— start Input —
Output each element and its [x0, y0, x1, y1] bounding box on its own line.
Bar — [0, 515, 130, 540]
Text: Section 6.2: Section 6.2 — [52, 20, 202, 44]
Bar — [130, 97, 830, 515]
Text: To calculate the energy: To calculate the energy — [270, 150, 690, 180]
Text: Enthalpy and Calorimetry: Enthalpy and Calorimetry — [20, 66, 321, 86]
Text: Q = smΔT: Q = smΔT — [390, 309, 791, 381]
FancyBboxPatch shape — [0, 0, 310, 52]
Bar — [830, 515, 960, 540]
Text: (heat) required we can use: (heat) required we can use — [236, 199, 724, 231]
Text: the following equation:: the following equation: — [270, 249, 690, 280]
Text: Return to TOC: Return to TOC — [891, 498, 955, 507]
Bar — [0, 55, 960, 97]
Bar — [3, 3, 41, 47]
— end Input —
Repeat these records line for line, swapping every "Bar" for "Rectangle" and keeping everything else the same.

# Full answer
Output each element and its [x0, y0, x1, y1] bounding box on its own line.
Rectangle — [0, 515, 130, 540]
Text: Section 6.2: Section 6.2 — [52, 20, 202, 44]
Rectangle — [130, 97, 830, 515]
Text: To calculate the energy: To calculate the energy — [270, 150, 690, 180]
Text: Enthalpy and Calorimetry: Enthalpy and Calorimetry — [20, 66, 321, 86]
Text: Q = smΔT: Q = smΔT — [390, 309, 791, 381]
FancyBboxPatch shape — [0, 0, 310, 52]
Rectangle — [830, 515, 960, 540]
Text: (heat) required we can use: (heat) required we can use — [236, 199, 724, 231]
Text: the following equation:: the following equation: — [270, 249, 690, 280]
Text: Return to TOC: Return to TOC — [891, 498, 955, 507]
Rectangle — [0, 55, 960, 97]
Rectangle — [3, 3, 41, 47]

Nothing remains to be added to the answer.